- _Work required_: All entries must be repeated exactly; do not include the pictures.

***** Material

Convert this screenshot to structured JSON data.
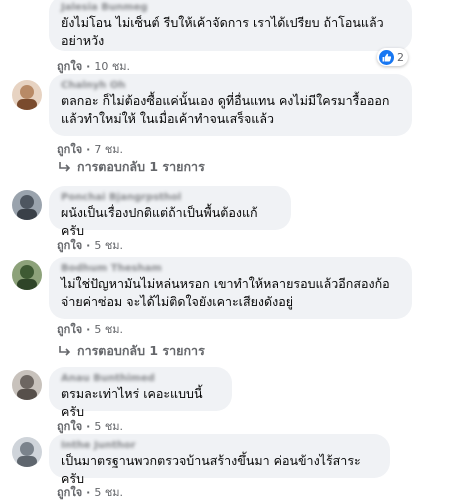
{
  "comments": [
    {
      "author": "Jalesia Bunmeg",
      "text": "ยังไม่โอน ไม่เซ็นต์ รีบให้เค้าจัดการ เราได้เปรียบ ถ้าโอนแล้ว\nอย่าหวัง",
      "like_label": "ถูกใจ",
      "time": "10 ชม.",
      "reaction_count": "2",
      "avatar_color": "#c9cdd3"
    },
    {
      "author": "Chalnyh Oh",
      "text": "ตลกอะ ก็ไม่ต้องซื้อแค่นั้นเอง ดูที่อื่นแทน คงไม่มีใครมารื้อออก\nแล้วทำใหม่ให้ ในเมื่อเค้าทำจนเสร็จแล้ว",
      "like_label": "ถูกใจ",
      "time": "7 ชม.",
      "replies": "การตอบกลับ 1 รายการ",
      "avatar_color": "#b88a66"
    },
    {
      "author": "Ponchai Bjangrpsthol",
      "text": "ผนังเป็นเรื่องปกติแต่ถ้าเป็นพื้นต้องแก้ครับ",
      "like_label": "ถูกใจ",
      "time": "5 ชม.",
      "avatar_color": "#6c7580"
    },
    {
      "author": "Bodhum Thesham",
      "text": "ไม่ใช่ปัญหามันไม่หล่นหรอก เขาทำให้หลายรอบแล้วอีกสองก้อ\nจ่ายค่าซ่อม จะได้ไม่ติดใจยังเคาะเสียงดังอยู่",
      "like_label": "ถูกใจ",
      "time": "5 ชม.",
      "replies": "การตอบกลับ 1 รายการ",
      "avatar_color": "#5d7d4e"
    },
    {
      "author": "Anau Bunthimed",
      "text": "ตรมละเท่าไหร่ เคอะแบบนี้ครับ",
      "like_label": "ถูกใจ",
      "time": "5 ชม.",
      "avatar_color": "#8f8a86"
    },
    {
      "author": "Inthe Junthor",
      "text": "เป็นมาตรฐานพวกตรวจบ้านสร้างขึ้นมา ค่อนข้างไร้สาระ ครับ",
      "like_label": "ถูกใจ",
      "time": "5 ชม.",
      "avatar_color": "#9aa1aa"
    }
  ],
  "colors": {
    "bubble": "#f0f2f5",
    "meta_text": "#65676b",
    "like_blue": "#1877f2"
  }
}
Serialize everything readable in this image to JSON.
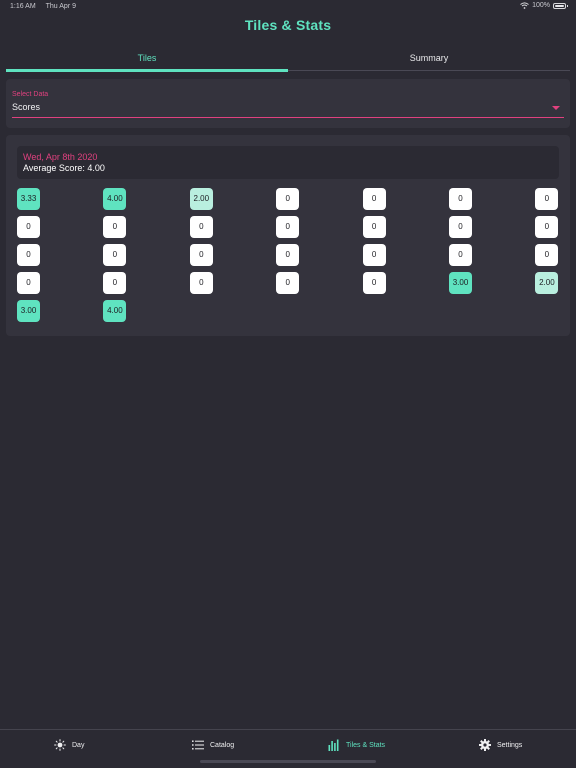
{
  "status_bar": {
    "time": "1:16 AM",
    "date": "Thu Apr 9",
    "battery": "100%"
  },
  "header": {
    "title": "Tiles & Stats"
  },
  "tabs": [
    {
      "label": "Tiles",
      "active": true
    },
    {
      "label": "Summary",
      "active": false
    }
  ],
  "select": {
    "label": "Select Data",
    "value": "Scores"
  },
  "summary": {
    "date": "Wed, Apr 8th 2020",
    "average": "Average Score: 4.00"
  },
  "tiles": [
    {
      "value": "3.33",
      "level": "hi"
    },
    {
      "value": "4.00",
      "level": "hi"
    },
    {
      "value": "2.00",
      "level": "lo"
    },
    {
      "value": "0",
      "level": "none"
    },
    {
      "value": "0",
      "level": "none"
    },
    {
      "value": "0",
      "level": "none"
    },
    {
      "value": "0",
      "level": "none"
    },
    {
      "value": "0",
      "level": "none"
    },
    {
      "value": "0",
      "level": "none"
    },
    {
      "value": "0",
      "level": "none"
    },
    {
      "value": "0",
      "level": "none"
    },
    {
      "value": "0",
      "level": "none"
    },
    {
      "value": "0",
      "level": "none"
    },
    {
      "value": "0",
      "level": "none"
    },
    {
      "value": "0",
      "level": "none"
    },
    {
      "value": "0",
      "level": "none"
    },
    {
      "value": "0",
      "level": "none"
    },
    {
      "value": "0",
      "level": "none"
    },
    {
      "value": "0",
      "level": "none"
    },
    {
      "value": "0",
      "level": "none"
    },
    {
      "value": "0",
      "level": "none"
    },
    {
      "value": "0",
      "level": "none"
    },
    {
      "value": "0",
      "level": "none"
    },
    {
      "value": "0",
      "level": "none"
    },
    {
      "value": "0",
      "level": "none"
    },
    {
      "value": "0",
      "level": "none"
    },
    {
      "value": "3.00",
      "level": "hi"
    },
    {
      "value": "2.00",
      "level": "lo"
    },
    {
      "value": "3.00",
      "level": "hi"
    },
    {
      "value": "4.00",
      "level": "hi"
    }
  ],
  "tab_bar": [
    {
      "label": "Day",
      "icon": "sun-icon",
      "active": false
    },
    {
      "label": "Catalog",
      "icon": "list-icon",
      "active": false
    },
    {
      "label": "Tiles & Stats",
      "icon": "bar-chart-icon",
      "active": true
    },
    {
      "label": "Settings",
      "icon": "gear-icon",
      "active": false
    }
  ],
  "colors": {
    "background": "#2b2a33",
    "card": "#34333d",
    "accent": "#5fe3c0",
    "accent_light": "#b9efdf",
    "pink": "#e0417f"
  }
}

**********

- _Final result_:
Convert this screenshot to structured JSON data.
{
  "comments": [
    {
      "author": "Jalesia Bunmeg",
      "text": "ยังไม่โอน ไม่เซ็นต์ รีบให้เค้าจัดการ เราได้เปรียบ ถ้าโอนแล้ว\nอย่าหวัง",
      "like_label": "ถูกใจ",
      "time": "10 ชม.",
      "reaction_count": "2",
      "avatar_color": "#c9cdd3"
    },
    {
      "author": "Chalnyh Oh",
      "text": "ตลกอะ ก็ไม่ต้องซื้อแค่นั้นเอง ดูที่อื่นแทน คงไม่มีใครมารื้อออก\nแล้วทำใหม่ให้ ในเมื่อเค้าทำจนเสร็จแล้ว",
      "like_label": "ถูกใจ",
      "time": "7 ชม.",
      "replies": "การตอบกลับ 1 รายการ",
      "avatar_color": "#b88a66"
    },
    {
      "author": "Ponchai Bjangrpsthol",
      "text": "ผนังเป็นเรื่องปกติแต่ถ้าเป็นพื้นต้องแก้ครับ",
      "like_label": "ถูกใจ",
      "time": "5 ชม.",
      "avatar_color": "#6c7580"
    },
    {
      "author": "Bodhum Thesham",
      "text": "ไม่ใช่ปัญหามันไม่หล่นหรอก เขาทำให้หลายรอบแล้วอีกสองก้อ\nจ่ายค่าซ่อม จะได้ไม่ติดใจยังเคาะเสียงดังอยู่",
      "like_label": "ถูกใจ",
      "time": "5 ชม.",
      "replies": "การตอบกลับ 1 รายการ",
      "avatar_color": "#5d7d4e"
    },
    {
      "author": "Anau Bunthimed",
      "text": "ตรมละเท่าไหร่ เคอะแบบนี้ครับ",
      "like_label": "ถูกใจ",
      "time": "5 ชม.",
      "avatar_color": "#8f8a86"
    },
    {
      "author": "Inthe Junthor",
      "text": "เป็นมาตรฐานพวกตรวจบ้านสร้างขึ้นมา ค่อนข้างไร้สาระ ครับ",
      "like_label": "ถูกใจ",
      "time": "5 ชม.",
      "avatar_color": "#9aa1aa"
    }
  ],
  "colors": {
    "bubble": "#f0f2f5",
    "meta_text": "#65676b",
    "like_blue": "#1877f2"
  }
}
Serialize everything readable in this image to JSON.
{
  "status_bar": {
    "time": "1:16 AM",
    "date": "Thu Apr 9",
    "battery": "100%"
  },
  "header": {
    "title": "Tiles & Stats"
  },
  "tabs": [
    {
      "label": "Tiles",
      "active": true
    },
    {
      "label": "Summary",
      "active": false
    }
  ],
  "select": {
    "label": "Select Data",
    "value": "Scores"
  },
  "summary": {
    "date": "Wed, Apr 8th 2020",
    "average": "Average Score: 4.00"
  },
  "tiles": [
    {
      "value": "3.33",
      "level": "hi"
    },
    {
      "value": "4.00",
      "level": "hi"
    },
    {
      "value": "2.00",
      "level": "lo"
    },
    {
      "value": "0",
      "level": "none"
    },
    {
      "value": "0",
      "level": "none"
    },
    {
      "value": "0",
      "level": "none"
    },
    {
      "value": "0",
      "level": "none"
    },
    {
      "value": "0",
      "level": "none"
    },
    {
      "value": "0",
      "level": "none"
    },
    {
      "value": "0",
      "level": "none"
    },
    {
      "value": "0",
      "level": "none"
    },
    {
      "value": "0",
      "level": "none"
    },
    {
      "value": "0",
      "level": "none"
    },
    {
      "value": "0",
      "level": "none"
    },
    {
      "value": "0",
      "level": "none"
    },
    {
      "value": "0",
      "level": "none"
    },
    {
      "value": "0",
      "level": "none"
    },
    {
      "value": "0",
      "level": "none"
    },
    {
      "value": "0",
      "level": "none"
    },
    {
      "value": "0",
      "level": "none"
    },
    {
      "value": "0",
      "level": "none"
    },
    {
      "value": "0",
      "level": "none"
    },
    {
      "value": "0",
      "level": "none"
    },
    {
      "value": "0",
      "level": "none"
    },
    {
      "value": "0",
      "level": "none"
    },
    {
      "value": "0",
      "level": "none"
    },
    {
      "value": "3.00",
      "level": "hi"
    },
    {
      "value": "2.00",
      "level": "lo"
    },
    {
      "value": "3.00",
      "level": "hi"
    },
    {
      "value": "4.00",
      "level": "hi"
    }
  ],
  "tab_bar": [
    {
      "label": "Day",
      "icon": "sun-icon",
      "active": false
    },
    {
      "label": "Catalog",
      "icon": "list-icon",
      "active": false
    },
    {
      "label": "Tiles & Stats",
      "icon": "bar-chart-icon",
      "active": true
    },
    {
      "label": "Settings",
      "icon": "gear-icon",
      "active": false
    }
  ],
  "colors": {
    "background": "#2b2a33",
    "card": "#34333d",
    "accent": "#5fe3c0",
    "accent_light": "#b9efdf",
    "pink": "#e0417f"
  }
}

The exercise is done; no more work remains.